> **Document text**:
-- begin --
Issue 7: An interview with Jeff Beck
Jeff Beck is the designer of Intrepid, Getaway Driver, Hardback and more.
Hello, all!
It’s been yet another week in this crazy world, and while I didn’t play nearly as many games as I would have liked to, that’s also something that very rarely happens, in part because I’d like to play a lot of games all the time, and that’s simply not going to happen every week.
I recently exchanged some correspondence with local board game designer Jeff Beck, who recently saw success with what seems to be an extremely exciting design, Intrepid, which funded on Kickstarter recently. It’s available for preorder, so if it’s your sort of thing, go check it out.
(I should note that this isn’t sponsorship or anything of the sort. Nobody’s paying me to say anything, which is fair, as there aren’t that many of you reading this yet. [I do say ‘yet’, but, uh, yeah. Share if you enjoy nested parentheticals, folks!] I just like what Jeff’s doing and am really excited by it, and I also really want to support game designers in my area, too.)
I'll skip sharing in-depth game thoughts today, but I will briefly say that I played Floor Plan, CTRL, and Welcome To New Las Vegas in the last week, and I enjoyed each of them, so be ready for that and more next week.) Also, I’ll probably talk about Star Trek: Lower Decks, as it’s just started, and I can’t get enough Star Trek.
-- end --
> **What you need to do**:
[a] Name the games the newsletter issue says were played in the last week.
[b] Rewrite the records from their first line up to and including the line with "36, 83, 64]", substituting "clickable" for "interactable" and leaving everything else unchanged.

> **Data provided**:
-- begin --
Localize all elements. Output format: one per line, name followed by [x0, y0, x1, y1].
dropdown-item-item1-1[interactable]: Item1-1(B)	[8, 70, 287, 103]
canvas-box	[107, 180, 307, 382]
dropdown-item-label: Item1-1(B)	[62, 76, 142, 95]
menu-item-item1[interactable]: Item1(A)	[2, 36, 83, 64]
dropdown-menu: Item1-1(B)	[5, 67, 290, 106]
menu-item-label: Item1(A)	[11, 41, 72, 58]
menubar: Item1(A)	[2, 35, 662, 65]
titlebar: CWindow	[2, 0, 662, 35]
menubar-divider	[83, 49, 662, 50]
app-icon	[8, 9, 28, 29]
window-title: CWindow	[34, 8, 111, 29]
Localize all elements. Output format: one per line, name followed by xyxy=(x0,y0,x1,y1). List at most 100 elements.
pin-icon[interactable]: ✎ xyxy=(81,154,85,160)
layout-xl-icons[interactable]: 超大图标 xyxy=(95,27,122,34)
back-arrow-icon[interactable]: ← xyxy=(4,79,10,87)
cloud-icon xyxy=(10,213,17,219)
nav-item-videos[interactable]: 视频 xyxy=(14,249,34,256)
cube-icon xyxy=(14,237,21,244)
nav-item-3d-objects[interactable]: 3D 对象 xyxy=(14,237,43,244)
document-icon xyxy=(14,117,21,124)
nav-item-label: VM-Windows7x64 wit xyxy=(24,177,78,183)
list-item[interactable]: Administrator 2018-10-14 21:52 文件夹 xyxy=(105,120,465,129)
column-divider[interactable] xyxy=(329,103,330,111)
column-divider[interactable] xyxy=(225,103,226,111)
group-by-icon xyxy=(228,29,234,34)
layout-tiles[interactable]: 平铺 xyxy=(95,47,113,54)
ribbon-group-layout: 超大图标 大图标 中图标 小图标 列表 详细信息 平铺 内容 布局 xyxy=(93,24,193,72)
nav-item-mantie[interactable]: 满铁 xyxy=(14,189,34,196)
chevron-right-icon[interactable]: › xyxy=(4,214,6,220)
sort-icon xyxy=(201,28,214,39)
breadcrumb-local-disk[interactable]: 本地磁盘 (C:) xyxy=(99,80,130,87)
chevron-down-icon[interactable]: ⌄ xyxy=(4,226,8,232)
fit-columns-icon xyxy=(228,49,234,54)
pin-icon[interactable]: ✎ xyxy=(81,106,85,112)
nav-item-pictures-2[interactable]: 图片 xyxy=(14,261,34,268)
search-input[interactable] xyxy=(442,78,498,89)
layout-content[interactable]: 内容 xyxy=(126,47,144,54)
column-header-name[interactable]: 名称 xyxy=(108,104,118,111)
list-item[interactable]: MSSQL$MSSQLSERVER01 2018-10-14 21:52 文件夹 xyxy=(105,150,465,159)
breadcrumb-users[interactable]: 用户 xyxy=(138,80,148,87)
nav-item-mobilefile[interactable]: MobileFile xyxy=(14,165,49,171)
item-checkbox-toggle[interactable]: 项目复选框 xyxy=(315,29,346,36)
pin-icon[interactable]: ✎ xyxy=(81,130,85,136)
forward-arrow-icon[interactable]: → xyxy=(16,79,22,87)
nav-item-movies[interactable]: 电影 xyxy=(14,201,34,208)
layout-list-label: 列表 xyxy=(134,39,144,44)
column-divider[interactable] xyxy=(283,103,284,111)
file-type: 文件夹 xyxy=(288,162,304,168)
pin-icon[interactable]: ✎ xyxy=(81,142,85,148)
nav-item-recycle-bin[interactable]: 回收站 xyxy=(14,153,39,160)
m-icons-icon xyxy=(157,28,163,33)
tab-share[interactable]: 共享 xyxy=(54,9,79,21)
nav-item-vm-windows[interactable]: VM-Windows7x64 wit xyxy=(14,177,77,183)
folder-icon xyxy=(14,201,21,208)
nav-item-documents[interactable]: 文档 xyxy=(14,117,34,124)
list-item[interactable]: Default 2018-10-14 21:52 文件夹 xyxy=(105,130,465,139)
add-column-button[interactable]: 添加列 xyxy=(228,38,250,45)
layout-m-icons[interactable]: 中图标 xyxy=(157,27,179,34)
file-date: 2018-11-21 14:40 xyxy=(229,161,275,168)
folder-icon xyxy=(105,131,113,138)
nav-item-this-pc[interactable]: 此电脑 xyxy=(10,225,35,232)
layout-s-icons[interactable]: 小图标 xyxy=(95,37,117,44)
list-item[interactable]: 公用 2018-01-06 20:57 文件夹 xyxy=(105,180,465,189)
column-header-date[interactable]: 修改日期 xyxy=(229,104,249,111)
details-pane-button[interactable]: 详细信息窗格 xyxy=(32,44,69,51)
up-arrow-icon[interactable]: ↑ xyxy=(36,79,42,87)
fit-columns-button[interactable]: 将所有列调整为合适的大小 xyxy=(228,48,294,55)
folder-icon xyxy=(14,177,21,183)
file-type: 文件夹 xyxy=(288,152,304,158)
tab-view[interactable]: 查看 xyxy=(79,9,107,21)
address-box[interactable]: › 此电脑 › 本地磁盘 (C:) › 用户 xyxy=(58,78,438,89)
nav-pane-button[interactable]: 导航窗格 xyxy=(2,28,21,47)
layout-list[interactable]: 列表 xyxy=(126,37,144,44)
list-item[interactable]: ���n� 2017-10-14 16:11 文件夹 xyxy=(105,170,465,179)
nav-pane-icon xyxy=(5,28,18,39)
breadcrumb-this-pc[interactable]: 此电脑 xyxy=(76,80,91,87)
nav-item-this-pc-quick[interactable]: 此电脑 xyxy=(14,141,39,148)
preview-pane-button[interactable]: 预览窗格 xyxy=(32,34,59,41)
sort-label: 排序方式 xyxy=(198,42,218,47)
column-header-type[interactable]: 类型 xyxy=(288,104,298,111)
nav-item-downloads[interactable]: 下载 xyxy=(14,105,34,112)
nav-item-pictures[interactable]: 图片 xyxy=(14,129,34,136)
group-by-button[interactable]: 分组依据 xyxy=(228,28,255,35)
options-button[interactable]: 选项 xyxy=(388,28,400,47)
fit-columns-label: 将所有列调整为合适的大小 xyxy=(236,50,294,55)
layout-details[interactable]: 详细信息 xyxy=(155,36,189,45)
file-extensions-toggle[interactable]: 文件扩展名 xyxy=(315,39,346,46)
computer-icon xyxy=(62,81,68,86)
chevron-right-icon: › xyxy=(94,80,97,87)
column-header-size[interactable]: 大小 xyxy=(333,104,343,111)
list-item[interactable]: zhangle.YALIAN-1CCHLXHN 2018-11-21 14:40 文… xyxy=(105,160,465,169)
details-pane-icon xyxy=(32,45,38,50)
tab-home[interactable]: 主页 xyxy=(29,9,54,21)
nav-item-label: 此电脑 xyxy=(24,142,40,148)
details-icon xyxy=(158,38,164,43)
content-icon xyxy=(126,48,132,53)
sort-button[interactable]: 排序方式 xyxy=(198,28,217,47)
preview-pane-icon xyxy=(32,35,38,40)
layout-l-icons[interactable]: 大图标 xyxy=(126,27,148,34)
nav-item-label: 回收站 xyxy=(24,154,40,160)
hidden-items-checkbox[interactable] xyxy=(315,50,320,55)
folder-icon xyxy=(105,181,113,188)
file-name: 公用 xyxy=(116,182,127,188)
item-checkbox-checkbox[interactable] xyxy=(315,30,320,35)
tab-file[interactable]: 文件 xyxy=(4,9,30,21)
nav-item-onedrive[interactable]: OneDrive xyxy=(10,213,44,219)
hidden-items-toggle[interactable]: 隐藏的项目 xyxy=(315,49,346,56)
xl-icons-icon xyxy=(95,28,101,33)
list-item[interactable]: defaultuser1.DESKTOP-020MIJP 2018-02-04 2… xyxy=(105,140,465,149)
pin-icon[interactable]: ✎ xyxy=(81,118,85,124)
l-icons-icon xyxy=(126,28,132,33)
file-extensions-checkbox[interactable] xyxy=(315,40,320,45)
-- end --
> **Worked answers**:
[a]
Floor Plan
CTRL
Welcome To New Las Vegas

[b]
Localize all elements. Output format: one per line, name followed by [x0, y0, x1, y1].
dropdown-item-item1-1[clickable]: Item1-1(B)	[8, 70, 287, 103]
canvas-box	[107, 180, 307, 382]
dropdown-item-label: Item1-1(B)	[62, 76, 142, 95]
menu-item-item1[clickable]: Item1(A)	[2, 36, 83, 64]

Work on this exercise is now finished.